DIRECTIONS FOR THIS TASK: Go through the records and extract every line with the word "screenshot".

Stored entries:
====
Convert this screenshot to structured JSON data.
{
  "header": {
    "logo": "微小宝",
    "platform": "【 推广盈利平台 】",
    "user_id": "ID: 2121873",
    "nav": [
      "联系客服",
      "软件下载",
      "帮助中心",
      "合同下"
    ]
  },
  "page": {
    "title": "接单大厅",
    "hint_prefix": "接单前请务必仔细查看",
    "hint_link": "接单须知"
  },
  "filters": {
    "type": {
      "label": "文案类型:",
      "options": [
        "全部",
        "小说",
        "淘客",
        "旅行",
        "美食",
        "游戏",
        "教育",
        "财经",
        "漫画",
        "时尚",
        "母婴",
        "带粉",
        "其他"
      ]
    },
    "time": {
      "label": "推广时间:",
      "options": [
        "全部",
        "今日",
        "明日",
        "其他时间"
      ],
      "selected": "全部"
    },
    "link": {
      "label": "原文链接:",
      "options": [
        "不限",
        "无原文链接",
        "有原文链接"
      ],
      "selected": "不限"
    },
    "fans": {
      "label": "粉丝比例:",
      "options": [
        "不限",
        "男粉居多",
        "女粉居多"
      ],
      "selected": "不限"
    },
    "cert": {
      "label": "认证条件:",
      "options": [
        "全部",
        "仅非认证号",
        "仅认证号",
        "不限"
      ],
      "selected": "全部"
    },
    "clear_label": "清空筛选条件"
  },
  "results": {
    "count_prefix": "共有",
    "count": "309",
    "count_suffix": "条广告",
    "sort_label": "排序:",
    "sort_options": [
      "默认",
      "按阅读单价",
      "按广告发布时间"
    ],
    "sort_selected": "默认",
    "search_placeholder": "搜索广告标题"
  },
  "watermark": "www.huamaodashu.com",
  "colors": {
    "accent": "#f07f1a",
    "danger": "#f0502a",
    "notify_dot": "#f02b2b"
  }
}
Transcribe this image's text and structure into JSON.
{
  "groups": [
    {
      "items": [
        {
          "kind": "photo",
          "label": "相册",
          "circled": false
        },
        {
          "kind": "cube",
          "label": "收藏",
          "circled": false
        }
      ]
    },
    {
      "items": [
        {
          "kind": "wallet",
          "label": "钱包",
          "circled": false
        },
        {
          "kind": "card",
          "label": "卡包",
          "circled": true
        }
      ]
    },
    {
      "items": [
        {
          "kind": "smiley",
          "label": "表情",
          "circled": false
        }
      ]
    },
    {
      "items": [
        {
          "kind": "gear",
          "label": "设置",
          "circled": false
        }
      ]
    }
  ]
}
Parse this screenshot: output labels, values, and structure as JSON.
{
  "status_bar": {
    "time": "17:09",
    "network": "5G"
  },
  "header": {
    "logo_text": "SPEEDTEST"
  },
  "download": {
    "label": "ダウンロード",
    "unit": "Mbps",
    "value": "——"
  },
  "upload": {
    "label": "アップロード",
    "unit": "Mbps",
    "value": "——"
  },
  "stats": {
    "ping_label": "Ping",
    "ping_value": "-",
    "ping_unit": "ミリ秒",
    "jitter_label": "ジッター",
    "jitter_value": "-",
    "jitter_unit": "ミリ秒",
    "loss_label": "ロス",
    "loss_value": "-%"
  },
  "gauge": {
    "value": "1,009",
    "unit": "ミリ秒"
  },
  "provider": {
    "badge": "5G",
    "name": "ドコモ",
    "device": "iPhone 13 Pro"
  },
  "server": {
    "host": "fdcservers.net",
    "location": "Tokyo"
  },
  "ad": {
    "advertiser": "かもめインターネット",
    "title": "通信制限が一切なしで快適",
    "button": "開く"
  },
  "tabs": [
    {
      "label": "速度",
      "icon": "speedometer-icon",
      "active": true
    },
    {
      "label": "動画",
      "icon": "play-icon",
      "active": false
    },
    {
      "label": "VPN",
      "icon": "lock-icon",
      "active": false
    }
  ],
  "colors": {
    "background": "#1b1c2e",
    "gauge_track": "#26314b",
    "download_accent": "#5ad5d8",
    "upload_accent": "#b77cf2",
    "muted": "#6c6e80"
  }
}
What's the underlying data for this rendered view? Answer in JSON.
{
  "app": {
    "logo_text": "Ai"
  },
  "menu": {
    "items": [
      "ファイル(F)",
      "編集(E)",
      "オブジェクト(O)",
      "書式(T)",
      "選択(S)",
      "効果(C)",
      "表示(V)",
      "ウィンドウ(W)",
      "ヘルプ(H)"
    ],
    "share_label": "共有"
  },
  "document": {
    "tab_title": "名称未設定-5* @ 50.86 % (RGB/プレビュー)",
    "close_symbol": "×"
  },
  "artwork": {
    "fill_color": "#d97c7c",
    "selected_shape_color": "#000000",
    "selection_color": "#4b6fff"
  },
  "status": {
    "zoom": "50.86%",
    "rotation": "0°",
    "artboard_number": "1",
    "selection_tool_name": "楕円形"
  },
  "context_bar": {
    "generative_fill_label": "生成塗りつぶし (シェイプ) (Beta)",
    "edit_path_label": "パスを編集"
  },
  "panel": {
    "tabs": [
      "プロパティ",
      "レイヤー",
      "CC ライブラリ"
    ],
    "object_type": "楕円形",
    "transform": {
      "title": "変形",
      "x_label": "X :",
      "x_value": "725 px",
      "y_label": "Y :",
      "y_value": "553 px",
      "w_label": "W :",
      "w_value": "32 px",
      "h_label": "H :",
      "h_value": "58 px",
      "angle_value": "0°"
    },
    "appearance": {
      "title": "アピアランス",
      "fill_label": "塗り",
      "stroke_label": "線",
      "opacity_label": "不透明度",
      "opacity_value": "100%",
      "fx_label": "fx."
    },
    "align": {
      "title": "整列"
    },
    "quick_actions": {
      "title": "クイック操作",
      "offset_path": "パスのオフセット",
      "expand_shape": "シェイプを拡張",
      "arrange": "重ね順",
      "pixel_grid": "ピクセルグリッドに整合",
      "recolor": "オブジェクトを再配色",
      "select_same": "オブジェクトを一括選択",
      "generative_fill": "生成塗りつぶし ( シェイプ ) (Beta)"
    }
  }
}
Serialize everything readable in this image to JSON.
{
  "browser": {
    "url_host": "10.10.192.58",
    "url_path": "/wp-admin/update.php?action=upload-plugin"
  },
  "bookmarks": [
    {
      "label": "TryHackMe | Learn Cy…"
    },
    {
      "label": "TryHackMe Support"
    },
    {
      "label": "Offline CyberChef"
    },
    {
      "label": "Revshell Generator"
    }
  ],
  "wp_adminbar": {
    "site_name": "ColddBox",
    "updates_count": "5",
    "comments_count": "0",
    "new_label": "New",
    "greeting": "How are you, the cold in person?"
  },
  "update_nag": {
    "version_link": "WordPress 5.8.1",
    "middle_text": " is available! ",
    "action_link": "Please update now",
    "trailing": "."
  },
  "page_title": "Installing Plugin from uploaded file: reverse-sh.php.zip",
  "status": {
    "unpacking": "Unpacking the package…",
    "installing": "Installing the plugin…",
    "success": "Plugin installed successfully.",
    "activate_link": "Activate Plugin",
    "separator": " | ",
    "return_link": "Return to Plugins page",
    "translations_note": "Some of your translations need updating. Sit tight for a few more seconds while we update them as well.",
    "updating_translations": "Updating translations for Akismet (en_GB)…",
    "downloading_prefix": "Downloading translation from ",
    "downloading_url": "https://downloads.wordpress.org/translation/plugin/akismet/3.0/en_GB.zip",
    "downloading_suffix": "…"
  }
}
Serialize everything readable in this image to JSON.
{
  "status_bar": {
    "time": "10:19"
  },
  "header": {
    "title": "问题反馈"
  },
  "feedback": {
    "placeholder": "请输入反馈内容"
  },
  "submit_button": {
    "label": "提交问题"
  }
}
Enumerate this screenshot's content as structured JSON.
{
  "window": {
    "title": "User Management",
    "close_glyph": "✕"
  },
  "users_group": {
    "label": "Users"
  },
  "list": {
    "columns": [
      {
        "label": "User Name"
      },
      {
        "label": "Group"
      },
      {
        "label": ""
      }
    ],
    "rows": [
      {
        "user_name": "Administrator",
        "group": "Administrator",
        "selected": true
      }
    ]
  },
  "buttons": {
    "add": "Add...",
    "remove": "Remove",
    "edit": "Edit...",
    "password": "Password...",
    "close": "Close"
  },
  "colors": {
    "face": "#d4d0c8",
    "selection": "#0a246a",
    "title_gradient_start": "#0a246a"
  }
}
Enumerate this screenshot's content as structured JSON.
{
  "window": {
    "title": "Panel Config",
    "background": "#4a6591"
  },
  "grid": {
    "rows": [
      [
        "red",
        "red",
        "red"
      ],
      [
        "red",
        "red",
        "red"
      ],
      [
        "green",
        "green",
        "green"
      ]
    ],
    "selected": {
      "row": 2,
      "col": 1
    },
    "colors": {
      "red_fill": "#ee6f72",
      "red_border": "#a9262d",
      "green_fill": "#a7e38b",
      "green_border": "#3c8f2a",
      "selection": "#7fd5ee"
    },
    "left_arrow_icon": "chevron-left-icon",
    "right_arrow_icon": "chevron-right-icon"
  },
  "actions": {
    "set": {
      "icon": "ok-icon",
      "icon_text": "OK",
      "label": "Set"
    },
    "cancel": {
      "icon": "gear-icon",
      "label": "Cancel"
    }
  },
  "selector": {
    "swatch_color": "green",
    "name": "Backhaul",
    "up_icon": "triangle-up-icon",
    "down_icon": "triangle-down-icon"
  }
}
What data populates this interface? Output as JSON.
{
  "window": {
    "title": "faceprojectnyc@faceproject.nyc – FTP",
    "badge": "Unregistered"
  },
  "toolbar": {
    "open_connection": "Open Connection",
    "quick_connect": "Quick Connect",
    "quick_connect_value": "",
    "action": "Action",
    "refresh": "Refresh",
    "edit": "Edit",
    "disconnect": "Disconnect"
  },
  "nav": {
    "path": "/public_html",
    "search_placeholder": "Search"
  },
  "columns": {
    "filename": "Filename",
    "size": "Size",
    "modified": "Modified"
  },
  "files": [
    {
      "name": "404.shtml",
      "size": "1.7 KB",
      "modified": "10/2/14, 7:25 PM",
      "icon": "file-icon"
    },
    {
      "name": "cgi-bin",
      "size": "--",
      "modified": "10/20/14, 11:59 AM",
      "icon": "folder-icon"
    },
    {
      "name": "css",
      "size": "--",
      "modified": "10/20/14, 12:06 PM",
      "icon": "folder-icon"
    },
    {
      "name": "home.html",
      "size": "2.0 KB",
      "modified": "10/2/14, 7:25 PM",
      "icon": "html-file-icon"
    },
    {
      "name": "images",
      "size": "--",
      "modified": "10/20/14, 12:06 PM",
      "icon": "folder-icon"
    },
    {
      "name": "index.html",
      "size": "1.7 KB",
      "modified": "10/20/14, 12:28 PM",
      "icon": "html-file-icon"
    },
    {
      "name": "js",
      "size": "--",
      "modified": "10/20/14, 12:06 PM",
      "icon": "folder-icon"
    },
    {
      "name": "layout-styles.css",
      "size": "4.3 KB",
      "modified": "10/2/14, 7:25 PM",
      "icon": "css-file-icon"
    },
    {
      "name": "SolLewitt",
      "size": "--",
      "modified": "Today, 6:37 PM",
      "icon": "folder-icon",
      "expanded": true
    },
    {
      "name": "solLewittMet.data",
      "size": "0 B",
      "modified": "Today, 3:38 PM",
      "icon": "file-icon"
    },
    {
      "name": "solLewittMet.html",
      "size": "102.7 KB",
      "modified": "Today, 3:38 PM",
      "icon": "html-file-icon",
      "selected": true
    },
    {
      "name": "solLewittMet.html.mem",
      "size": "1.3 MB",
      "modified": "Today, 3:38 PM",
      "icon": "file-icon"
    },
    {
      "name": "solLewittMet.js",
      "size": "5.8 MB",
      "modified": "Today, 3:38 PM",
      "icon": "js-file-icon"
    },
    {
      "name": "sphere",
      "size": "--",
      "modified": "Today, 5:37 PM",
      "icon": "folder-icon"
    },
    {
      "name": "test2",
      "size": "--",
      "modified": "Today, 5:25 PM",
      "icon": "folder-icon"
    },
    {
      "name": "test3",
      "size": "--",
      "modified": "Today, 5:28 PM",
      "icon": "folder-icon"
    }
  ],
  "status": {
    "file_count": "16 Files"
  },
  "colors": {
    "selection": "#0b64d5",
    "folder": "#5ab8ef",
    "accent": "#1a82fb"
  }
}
====
THE COMPLETED TASK:
Convert this screenshot to structured JSON data.
Parse this screenshot: output labels, values, and structure as JSON.
Enumerate this screenshot's content as structured JSON.
Enumerate this screenshot's content as structured JSON.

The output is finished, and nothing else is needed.